THE TASK: Reproduce the lines of the material exactly, excluding every image.

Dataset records

################

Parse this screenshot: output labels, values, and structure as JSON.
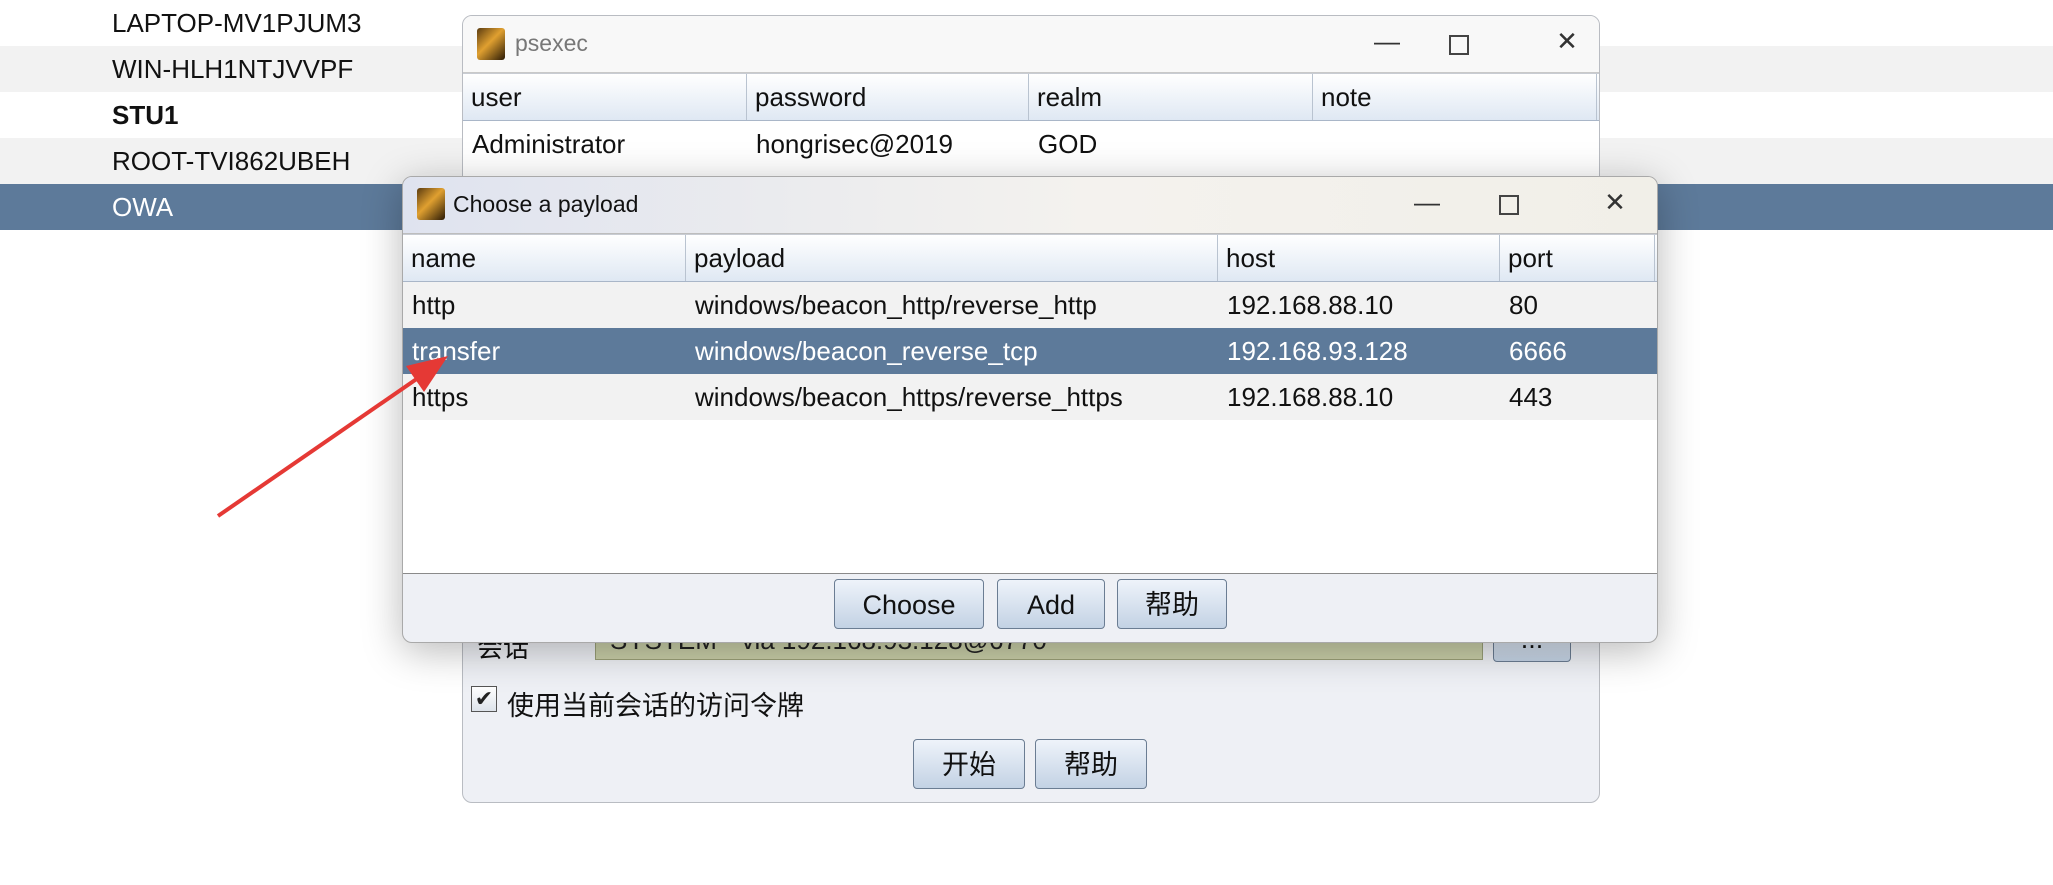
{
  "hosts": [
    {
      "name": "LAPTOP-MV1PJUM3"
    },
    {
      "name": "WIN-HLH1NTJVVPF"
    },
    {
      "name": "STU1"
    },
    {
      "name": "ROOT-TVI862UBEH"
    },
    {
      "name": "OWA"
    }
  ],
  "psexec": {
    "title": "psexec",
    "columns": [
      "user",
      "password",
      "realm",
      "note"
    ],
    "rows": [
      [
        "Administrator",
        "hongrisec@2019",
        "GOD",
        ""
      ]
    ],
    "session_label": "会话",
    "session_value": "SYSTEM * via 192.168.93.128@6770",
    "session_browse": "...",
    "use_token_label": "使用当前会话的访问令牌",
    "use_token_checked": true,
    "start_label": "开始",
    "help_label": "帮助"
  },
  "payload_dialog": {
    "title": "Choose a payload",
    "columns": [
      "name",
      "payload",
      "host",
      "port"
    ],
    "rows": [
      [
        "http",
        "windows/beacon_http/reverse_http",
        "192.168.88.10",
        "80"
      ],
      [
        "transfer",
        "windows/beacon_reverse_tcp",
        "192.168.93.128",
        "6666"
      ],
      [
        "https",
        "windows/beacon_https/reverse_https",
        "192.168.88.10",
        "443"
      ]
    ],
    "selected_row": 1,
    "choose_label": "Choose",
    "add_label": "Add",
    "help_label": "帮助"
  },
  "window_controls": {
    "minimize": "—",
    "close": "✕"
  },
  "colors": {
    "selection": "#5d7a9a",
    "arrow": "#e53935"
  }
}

################

EXERCISE RESULT:
Parse this screenshot: output labels, values, and structure as JSON.
{
  "hosts": [
    {
      "name": "LAPTOP-MV1PJUM3"
    },
    {
      "name": "WIN-HLH1NTJVVPF"
    },
    {
      "name": "STU1"
    },
    {
      "name": "ROOT-TVI862UBEH"
    },
    {
      "name": "OWA"
    }
  ],
  "psexec": {
    "title": "psexec",
    "columns": [
      "user",
      "password",
      "realm",
      "note"
    ],
    "rows": [
      [
        "Administrator",
        "hongrisec@2019",
        "GOD",
        ""
      ]
    ],
    "session_label": "会话",
    "session_value": "SYSTEM * via 192.168.93.128@6770",
    "session_browse": "...",
    "use_token_label": "使用当前会话的访问令牌",
    "use_token_checked": true,
    "start_label": "开始",
    "help_label": "帮助"
  },
  "payload_dialog": {
    "title": "Choose a payload",
    "columns": [
      "name",
      "payload",
      "host",
      "port"
    ],
    "rows": [
      [
        "http",
        "windows/beacon_http/reverse_http",
        "192.168.88.10",
        "80"
      ],
      [
        "transfer",
        "windows/beacon_reverse_tcp",
        "192.168.93.128",
        "6666"
      ],
      [
        "https",
        "windows/beacon_https/reverse_https",
        "192.168.88.10",
        "443"
      ]
    ],
    "selected_row": 1,
    "choose_label": "Choose",
    "add_label": "Add",
    "help_label": "帮助"
  },
  "window_controls": {
    "minimize": "—",
    "close": "✕"
  },
  "colors": {
    "selection": "#5d7a9a",
    "arrow": "#e53935"
  }
}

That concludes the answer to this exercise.